++++ Data rows ++++

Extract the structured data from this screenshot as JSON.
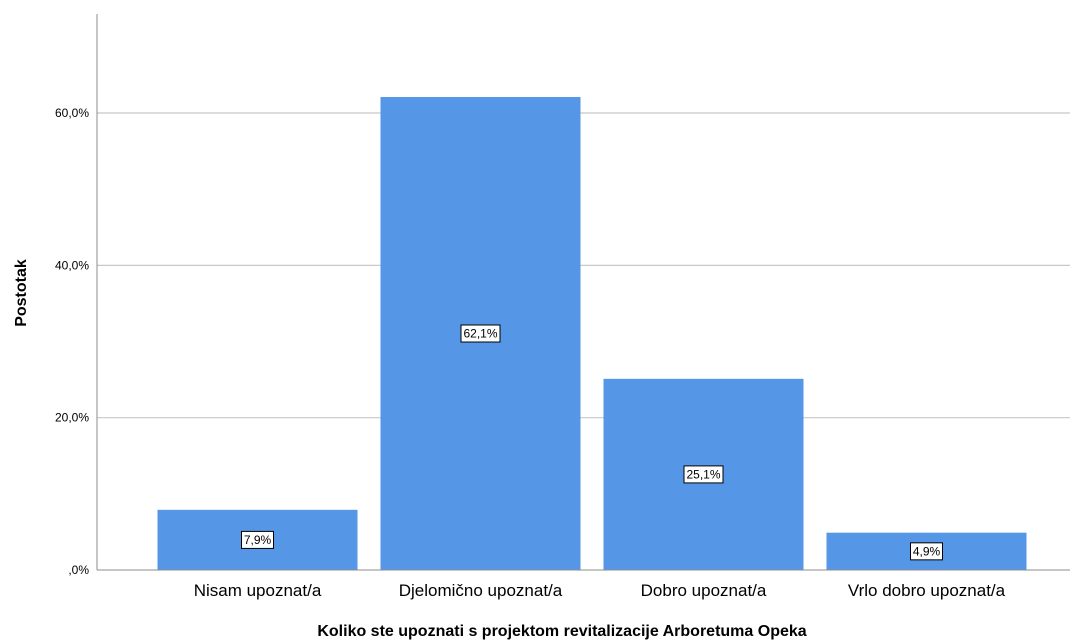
{
  "chart_data": {
    "type": "bar",
    "categories": [
      "Nisam upoznat/a",
      "Djelomično upoznat/a",
      "Dobro upoznat/a",
      "Vrlo dobro upoznat/a"
    ],
    "values": [
      7.9,
      62.1,
      25.1,
      4.9
    ],
    "data_labels": [
      "7,9%",
      "62,1%",
      "25,1%",
      "4,9%"
    ],
    "xlabel": "Koliko ste upoznati s projektom revitalizacije Arboretuma Opeka",
    "ylabel": "Postotak",
    "yticks": [
      0,
      20,
      40,
      60
    ],
    "ytick_labels": [
      ",0%",
      "20,0%",
      "40,0%",
      "60,0%"
    ],
    "ylim": [
      0,
      73
    ],
    "grid": true,
    "bar_color": "#5596e6",
    "grid_color": "#c8c8c8"
  }
}
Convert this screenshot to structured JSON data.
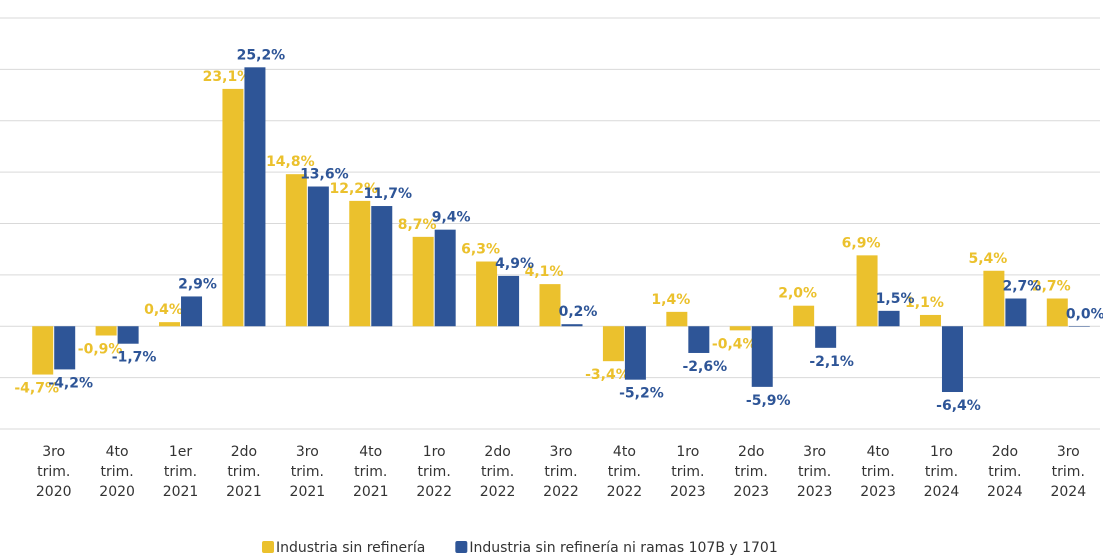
{
  "chart_data": {
    "type": "bar",
    "categories": [
      "3ro trim. 2020",
      "4to trim. 2020",
      "1er trim. 2021",
      "2do trim. 2021",
      "3ro trim. 2021",
      "4to trim. 2021",
      "1ro trim. 2022",
      "2do trim. 2022",
      "3ro trim. 2022",
      "4to trim. 2022",
      "1ro trim. 2023",
      "2do trim. 2023",
      "3ro trim. 2023",
      "4to trim. 2023",
      "1ro trim. 2024",
      "2do trim. 2024",
      "3ro trim. 2024"
    ],
    "series": [
      {
        "name": "Industria sin refinería",
        "color": "#EBC12D",
        "values": [
          -4.7,
          -0.9,
          0.4,
          23.1,
          14.8,
          12.2,
          8.7,
          6.3,
          4.1,
          -3.4,
          1.4,
          -0.4,
          2.0,
          6.9,
          1.1,
          5.4,
          2.7
        ],
        "value_labels": [
          "-4,7%",
          "-0,9%",
          "0,4%",
          "23,1%",
          "14,8%",
          "12,2%",
          "8,7%",
          "6,3%",
          "4,1%",
          "-3,4%",
          "1,4%",
          "-0,4%",
          "2,0%",
          "6,9%",
          "1,1%",
          "5,4%",
          "2,7%"
        ]
      },
      {
        "name": "Industria sin refinería ni ramas 107B y 1701",
        "color": "#2E5597",
        "values": [
          -4.2,
          -1.7,
          2.9,
          25.2,
          13.6,
          11.7,
          9.4,
          4.9,
          0.2,
          -5.2,
          -2.6,
          -5.9,
          -2.1,
          1.5,
          -6.4,
          2.7,
          0.0
        ],
        "value_labels": [
          "-4,2%",
          "-1,7%",
          "2,9%",
          "25,2%",
          "13,6%",
          "11,7%",
          "9,4%",
          "4,9%",
          "0,2%",
          "-5,2%",
          "-2,6%",
          "-5,9%",
          "-2,1%",
          "1,5%",
          "-6,4%",
          "2,7%",
          "0,0%"
        ]
      }
    ],
    "ylim": [
      -10,
      30
    ],
    "yticks": [
      -10,
      -5,
      0,
      5,
      10,
      15,
      20,
      25,
      30
    ],
    "grid": true
  }
}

++++

- **Written task**
Write out each line again precisely as it appears, skipping every picture.

- **Solved exercise**
Extract the structured data from this screenshot as JSON.
{
  "chart_data": {
    "type": "bar",
    "categories": [
      "Nisam upoznat/a",
      "Djelomično upoznat/a",
      "Dobro upoznat/a",
      "Vrlo dobro upoznat/a"
    ],
    "values": [
      7.9,
      62.1,
      25.1,
      4.9
    ],
    "data_labels": [
      "7,9%",
      "62,1%",
      "25,1%",
      "4,9%"
    ],
    "xlabel": "Koliko ste upoznati s projektom revitalizacije Arboretuma Opeka",
    "ylabel": "Postotak",
    "yticks": [
      0,
      20,
      40,
      60
    ],
    "ytick_labels": [
      ",0%",
      "20,0%",
      "40,0%",
      "60,0%"
    ],
    "ylim": [
      0,
      73
    ],
    "grid": true,
    "bar_color": "#5596e6",
    "grid_color": "#c8c8c8"
  }
}
Convert this screenshot to structured JSON data.
{
  "chart_data": {
    "type": "bar",
    "categories": [
      "3ro trim. 2020",
      "4to trim. 2020",
      "1er trim. 2021",
      "2do trim. 2021",
      "3ro trim. 2021",
      "4to trim. 2021",
      "1ro trim. 2022",
      "2do trim. 2022",
      "3ro trim. 2022",
      "4to trim. 2022",
      "1ro trim. 2023",
      "2do trim. 2023",
      "3ro trim. 2023",
      "4to trim. 2023",
      "1ro trim. 2024",
      "2do trim. 2024",
      "3ro trim. 2024"
    ],
    "series": [
      {
        "name": "Industria sin refinería",
        "color": "#EBC12D",
        "values": [
          -4.7,
          -0.9,
          0.4,
          23.1,
          14.8,
          12.2,
          8.7,
          6.3,
          4.1,
          -3.4,
          1.4,
          -0.4,
          2.0,
          6.9,
          1.1,
          5.4,
          2.7
        ],
        "value_labels": [
          "-4,7%",
          "-0,9%",
          "0,4%",
          "23,1%",
          "14,8%",
          "12,2%",
          "8,7%",
          "6,3%",
          "4,1%",
          "-3,4%",
          "1,4%",
          "-0,4%",
          "2,0%",
          "6,9%",
          "1,1%",
          "5,4%",
          "2,7%"
        ]
      },
      {
        "name": "Industria sin refinería ni ramas 107B y 1701",
        "color": "#2E5597",
        "values": [
          -4.2,
          -1.7,
          2.9,
          25.2,
          13.6,
          11.7,
          9.4,
          4.9,
          0.2,
          -5.2,
          -2.6,
          -5.9,
          -2.1,
          1.5,
          -6.4,
          2.7,
          0.0
        ],
        "value_labels": [
          "-4,2%",
          "-1,7%",
          "2,9%",
          "25,2%",
          "13,6%",
          "11,7%",
          "9,4%",
          "4,9%",
          "0,2%",
          "-5,2%",
          "-2,6%",
          "-5,9%",
          "-2,1%",
          "1,5%",
          "-6,4%",
          "2,7%",
          "0,0%"
        ]
      }
    ],
    "ylim": [
      -10,
      30
    ],
    "yticks": [
      -10,
      -5,
      0,
      5,
      10,
      15,
      20,
      25,
      30
    ],
    "grid": true
  }
}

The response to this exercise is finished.